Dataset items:
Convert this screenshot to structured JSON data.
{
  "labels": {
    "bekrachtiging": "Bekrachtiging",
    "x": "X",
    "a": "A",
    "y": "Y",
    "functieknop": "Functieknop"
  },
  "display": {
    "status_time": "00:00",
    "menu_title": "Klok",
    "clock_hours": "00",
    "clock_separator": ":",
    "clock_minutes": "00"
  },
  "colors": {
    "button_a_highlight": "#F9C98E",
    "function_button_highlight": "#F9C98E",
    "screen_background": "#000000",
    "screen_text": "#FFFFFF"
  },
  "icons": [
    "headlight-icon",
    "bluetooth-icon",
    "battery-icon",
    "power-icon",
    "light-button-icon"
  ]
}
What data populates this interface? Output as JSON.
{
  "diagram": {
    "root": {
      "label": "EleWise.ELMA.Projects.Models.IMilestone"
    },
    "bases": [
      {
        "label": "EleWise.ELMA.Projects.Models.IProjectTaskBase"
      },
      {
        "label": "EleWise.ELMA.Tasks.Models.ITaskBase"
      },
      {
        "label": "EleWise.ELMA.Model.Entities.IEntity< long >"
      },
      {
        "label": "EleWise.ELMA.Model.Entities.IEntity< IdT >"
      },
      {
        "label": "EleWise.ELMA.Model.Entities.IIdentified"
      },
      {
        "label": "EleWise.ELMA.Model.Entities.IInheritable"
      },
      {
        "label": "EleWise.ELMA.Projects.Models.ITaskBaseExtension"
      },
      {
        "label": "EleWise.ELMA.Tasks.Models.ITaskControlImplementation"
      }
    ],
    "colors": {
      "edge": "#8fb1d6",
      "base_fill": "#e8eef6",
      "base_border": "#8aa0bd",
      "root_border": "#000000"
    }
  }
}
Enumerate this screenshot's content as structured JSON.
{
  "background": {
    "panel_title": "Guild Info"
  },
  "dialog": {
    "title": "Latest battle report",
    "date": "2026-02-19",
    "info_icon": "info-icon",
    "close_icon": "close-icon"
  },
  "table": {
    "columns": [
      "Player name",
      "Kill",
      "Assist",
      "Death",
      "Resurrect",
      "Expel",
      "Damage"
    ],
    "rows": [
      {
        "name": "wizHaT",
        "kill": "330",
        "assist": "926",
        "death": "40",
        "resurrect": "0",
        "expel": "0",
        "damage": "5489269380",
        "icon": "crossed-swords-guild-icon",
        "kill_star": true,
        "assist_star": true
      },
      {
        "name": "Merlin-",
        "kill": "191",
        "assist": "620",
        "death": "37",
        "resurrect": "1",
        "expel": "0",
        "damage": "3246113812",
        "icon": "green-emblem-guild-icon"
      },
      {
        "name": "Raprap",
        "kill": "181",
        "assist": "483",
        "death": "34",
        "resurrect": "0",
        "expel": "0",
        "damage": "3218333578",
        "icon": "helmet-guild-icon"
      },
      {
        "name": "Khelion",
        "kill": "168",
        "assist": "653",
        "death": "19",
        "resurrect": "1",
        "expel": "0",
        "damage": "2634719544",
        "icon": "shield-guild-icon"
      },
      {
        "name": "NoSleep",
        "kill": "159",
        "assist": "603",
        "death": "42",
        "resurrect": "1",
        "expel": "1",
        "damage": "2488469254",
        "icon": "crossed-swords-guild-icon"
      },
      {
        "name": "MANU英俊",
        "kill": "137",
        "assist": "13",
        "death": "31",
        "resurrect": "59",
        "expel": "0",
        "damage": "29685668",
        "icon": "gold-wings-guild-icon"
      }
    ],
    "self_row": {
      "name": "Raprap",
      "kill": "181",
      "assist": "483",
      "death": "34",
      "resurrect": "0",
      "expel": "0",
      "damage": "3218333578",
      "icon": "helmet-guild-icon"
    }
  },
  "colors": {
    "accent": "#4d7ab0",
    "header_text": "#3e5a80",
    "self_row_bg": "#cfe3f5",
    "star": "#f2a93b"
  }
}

WHAT THE EXERCISE ASKS:
Each record above should be returned exactly as it appears.

EXERCISE SOLUTION:
Convert this screenshot to structured JSON data.
{
  "labels": {
    "bekrachtiging": "Bekrachtiging",
    "x": "X",
    "a": "A",
    "y": "Y",
    "functieknop": "Functieknop"
  },
  "display": {
    "status_time": "00:00",
    "menu_title": "Klok",
    "clock_hours": "00",
    "clock_separator": ":",
    "clock_minutes": "00"
  },
  "colors": {
    "button_a_highlight": "#F9C98E",
    "function_button_highlight": "#F9C98E",
    "screen_background": "#000000",
    "screen_text": "#FFFFFF"
  },
  "icons": [
    "headlight-icon",
    "bluetooth-icon",
    "battery-icon",
    "power-icon",
    "light-button-icon"
  ]
}
What data populates this interface? Output as JSON.
{
  "diagram": {
    "root": {
      "label": "EleWise.ELMA.Projects.Models.IMilestone"
    },
    "bases": [
      {
        "label": "EleWise.ELMA.Projects.Models.IProjectTaskBase"
      },
      {
        "label": "EleWise.ELMA.Tasks.Models.ITaskBase"
      },
      {
        "label": "EleWise.ELMA.Model.Entities.IEntity< long >"
      },
      {
        "label": "EleWise.ELMA.Model.Entities.IEntity< IdT >"
      },
      {
        "label": "EleWise.ELMA.Model.Entities.IIdentified"
      },
      {
        "label": "EleWise.ELMA.Model.Entities.IInheritable"
      },
      {
        "label": "EleWise.ELMA.Projects.Models.ITaskBaseExtension"
      },
      {
        "label": "EleWise.ELMA.Tasks.Models.ITaskControlImplementation"
      }
    ],
    "colors": {
      "edge": "#8fb1d6",
      "base_fill": "#e8eef6",
      "base_border": "#8aa0bd",
      "root_border": "#000000"
    }
  }
}
Enumerate this screenshot's content as structured JSON.
{
  "background": {
    "panel_title": "Guild Info"
  },
  "dialog": {
    "title": "Latest battle report",
    "date": "2026-02-19",
    "info_icon": "info-icon",
    "close_icon": "close-icon"
  },
  "table": {
    "columns": [
      "Player name",
      "Kill",
      "Assist",
      "Death",
      "Resurrect",
      "Expel",
      "Damage"
    ],
    "rows": [
      {
        "name": "wizHaT",
        "kill": "330",
        "assist": "926",
        "death": "40",
        "resurrect": "0",
        "expel": "0",
        "damage": "5489269380",
        "icon": "crossed-swords-guild-icon",
        "kill_star": true,
        "assist_star": true
      },
      {
        "name": "Merlin-",
        "kill": "191",
        "assist": "620",
        "death": "37",
        "resurrect": "1",
        "expel": "0",
        "damage": "3246113812",
        "icon": "green-emblem-guild-icon"
      },
      {
        "name": "Raprap",
        "kill": "181",
        "assist": "483",
        "death": "34",
        "resurrect": "0",
        "expel": "0",
        "damage": "3218333578",
        "icon": "helmet-guild-icon"
      },
      {
        "name": "Khelion",
        "kill": "168",
        "assist": "653",
        "death": "19",
        "resurrect": "1",
        "expel": "0",
        "damage": "2634719544",
        "icon": "shield-guild-icon"
      },
      {
        "name": "NoSleep",
        "kill": "159",
        "assist": "603",
        "death": "42",
        "resurrect": "1",
        "expel": "1",
        "damage": "2488469254",
        "icon": "crossed-swords-guild-icon"
      },
      {
        "name": "MANU英俊",
        "kill": "137",
        "assist": "13",
        "death": "31",
        "resurrect": "59",
        "expel": "0",
        "damage": "29685668",
        "icon": "gold-wings-guild-icon"
      }
    ],
    "self_row": {
      "name": "Raprap",
      "kill": "181",
      "assist": "483",
      "death": "34",
      "resurrect": "0",
      "expel": "0",
      "damage": "3218333578",
      "icon": "helmet-guild-icon"
    }
  },
  "colors": {
    "accent": "#4d7ab0",
    "header_text": "#3e5a80",
    "self_row_bg": "#cfe3f5",
    "star": "#f2a93b"
  }
}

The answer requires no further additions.